Problem details:
Pictures do not belong in the copy; restate the records below word for word.

Stored entries
=-=-=

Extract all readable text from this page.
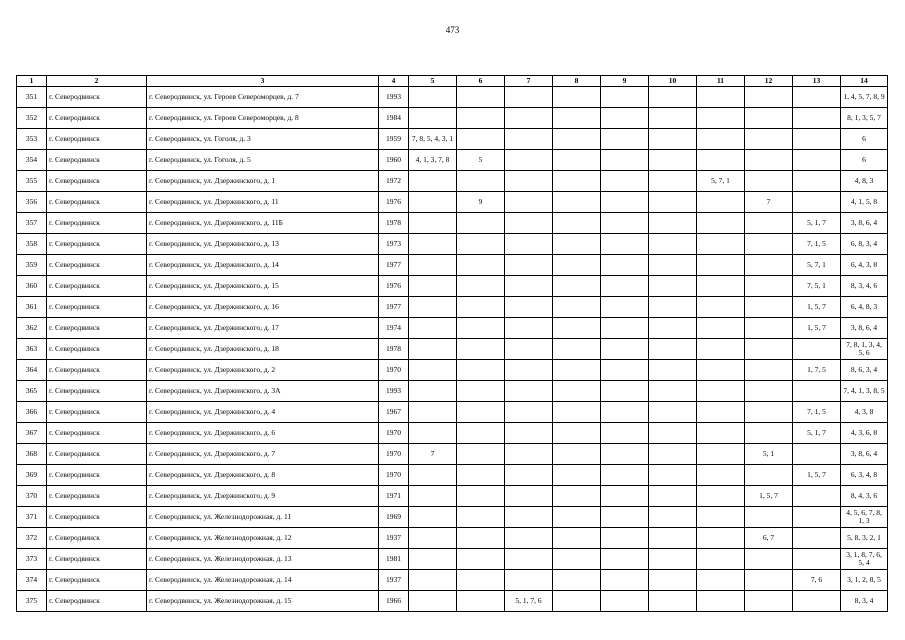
473
1	2	3	4	5	6	7	8	9	10	11	12	13	14
351	г. Северодвинск	г. Северодвинск, ул. Героев Североморцев, д. 7	1993										1, 4, 5, 7, 8, 9
352	г. Северодвинск	г. Северодвинск, ул. Героев Североморцев, д. 8	1984										8, 1, 3, 5, 7
353	г. Северодвинск	г. Северодвинск, ул. Гоголя, д. 3	1959	7, 8, 5, 4, 3, 1									6
354	г. Северодвинск	г. Северодвинск, ул. Гоголя, д. 5	1960	4, 1, 3, 7, 8	5								6
355	г. Северодвинск	г. Северодвинск, ул. Дзержинского, д. 1	1972							5, 7, 1			4, 8, 3
356	г. Северодвинск	г. Северодвинск, ул. Дзержинского, д. 11	1976		9						7		4, 1, 5, 8
357	г. Северодвинск	г. Северодвинск, ул. Дзержинского, д. 11Б	1978									5, 1, 7	3, 8, 6, 4
358	г. Северодвинск	г. Северодвинск, ул. Дзержинского, д. 13	1973									7, 1, 5	6, 8, 3, 4
359	г. Северодвинск	г. Северодвинск, ул. Дзержинского, д. 14	1977									5, 7, 1	6, 4, 3, 8
360	г. Северодвинск	г. Северодвинск, ул. Дзержинского, д. 15	1976									7, 5, 1	8, 3, 4, 6
361	г. Северодвинск	г. Северодвинск, ул. Дзержинского, д. 16	1977									1, 5, 7	6, 4, 8, 3
362	г. Северодвинск	г. Северодвинск, ул. Дзержинского, д. 17	1974									1, 5, 7	3, 8, 6, 4
363	г. Северодвинск	г. Северодвинск, ул. Дзержинского, д. 18	1978										7, 8, 1, 3, 4, 5, 6
364	г. Северодвинск	г. Северодвинск, ул. Дзержинского, д. 2	1970									1, 7, 5	8, 6, 3, 4
365	г. Северодвинск	г. Северодвинск, ул. Дзержинского, д. 3А	1993										7, 4, 1, 3, 8, 5
366	г. Северодвинск	г. Северодвинск, ул. Дзержинского, д. 4	1967									7, 1, 5	4, 3, 8
367	г. Северодвинск	г. Северодвинск, ул. Дзержинского, д. 6	1970									5, 1, 7	4, 3, 6, 8
368	г. Северодвинск	г. Северодвинск, ул. Дзержинского, д. 7	1970	7							5, 1		3, 8, 6, 4
369	г. Северодвинск	г. Северодвинск, ул. Дзержинского, д. 8	1970									1, 5, 7	6, 3, 4, 8
370	г. Северодвинск	г. Северодвинск, ул. Дзержинского, д. 9	1971								1, 5, 7		8, 4, 3, 6
371	г. Северодвинск	г. Северодвинск, ул. Железнодорожная, д. 11	1969										4, 5, 6, 7, 8, 1, 3
372	г. Северодвинск	г. Северодвинск, ул. Железнодорожная, д. 12	1937								6, 7		5, 8, 3, 2, 1
373	г. Северодвинск	г. Северодвинск, ул. Железнодорожная, д. 13	1981										3, 1, 8, 7, 6, 5, 4
374	г. Северодвинск	г. Северодвинск, ул. Железнодорожная, д. 14	1937									7, 6	3, 1, 2, 8, 5
375	г. Северодвинск	г. Северодвинск, ул. Железнодорожная, д. 15	1966			5, 1, 7, 6							8, 3, 4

=-=-=

Output for this exercise:
Extract all readable text from this page.
473
1	2	3	4	5	6	7	8	9	10	11	12	13	14
351	г. Северодвинск	г. Северодвинск, ул. Героев Североморцев, д. 7	1993										1, 4, 5, 7, 8, 9
352	г. Северодвинск	г. Северодвинск, ул. Героев Североморцев, д. 8	1984										8, 1, 3, 5, 7
353	г. Северодвинск	г. Северодвинск, ул. Гоголя, д. 3	1959	7, 8, 5, 4, 3, 1									6
354	г. Северодвинск	г. Северодвинск, ул. Гоголя, д. 5	1960	4, 1, 3, 7, 8	5								6
355	г. Северодвинск	г. Северодвинск, ул. Дзержинского, д. 1	1972							5, 7, 1			4, 8, 3
356	г. Северодвинск	г. Северодвинск, ул. Дзержинского, д. 11	1976		9						7		4, 1, 5, 8
357	г. Северодвинск	г. Северодвинск, ул. Дзержинского, д. 11Б	1978									5, 1, 7	3, 8, 6, 4
358	г. Северодвинск	г. Северодвинск, ул. Дзержинского, д. 13	1973									7, 1, 5	6, 8, 3, 4
359	г. Северодвинск	г. Северодвинск, ул. Дзержинского, д. 14	1977									5, 7, 1	6, 4, 3, 8
360	г. Северодвинск	г. Северодвинск, ул. Дзержинского, д. 15	1976									7, 5, 1	8, 3, 4, 6
361	г. Северодвинск	г. Северодвинск, ул. Дзержинского, д. 16	1977									1, 5, 7	6, 4, 8, 3
362	г. Северодвинск	г. Северодвинск, ул. Дзержинского, д. 17	1974									1, 5, 7	3, 8, 6, 4
363	г. Северодвинск	г. Северодвинск, ул. Дзержинского, д. 18	1978										7, 8, 1, 3, 4, 5, 6
364	г. Северодвинск	г. Северодвинск, ул. Дзержинского, д. 2	1970									1, 7, 5	8, 6, 3, 4
365	г. Северодвинск	г. Северодвинск, ул. Дзержинского, д. 3А	1993										7, 4, 1, 3, 8, 5
366	г. Северодвинск	г. Северодвинск, ул. Дзержинского, д. 4	1967									7, 1, 5	4, 3, 8
367	г. Северодвинск	г. Северодвинск, ул. Дзержинского, д. 6	1970									5, 1, 7	4, 3, 6, 8
368	г. Северодвинск	г. Северодвинск, ул. Дзержинского, д. 7	1970	7							5, 1		3, 8, 6, 4
369	г. Северодвинск	г. Северодвинск, ул. Дзержинского, д. 8	1970									1, 5, 7	6, 3, 4, 8
370	г. Северодвинск	г. Северодвинск, ул. Дзержинского, д. 9	1971								1, 5, 7		8, 4, 3, 6
371	г. Северодвинск	г. Северодвинск, ул. Железнодорожная, д. 11	1969										4, 5, 6, 7, 8, 1, 3
372	г. Северодвинск	г. Северодвинск, ул. Железнодорожная, д. 12	1937								6, 7		5, 8, 3, 2, 1
373	г. Северодвинск	г. Северодвинск, ул. Железнодорожная, д. 13	1981										3, 1, 8, 7, 6, 5, 4
374	г. Северодвинск	г. Северодвинск, ул. Железнодорожная, д. 14	1937									7, 6	3, 1, 2, 8, 5
375	г. Северодвинск	г. Северодвинск, ул. Железнодорожная, д. 15	1966			5, 1, 7, 6							8, 3, 4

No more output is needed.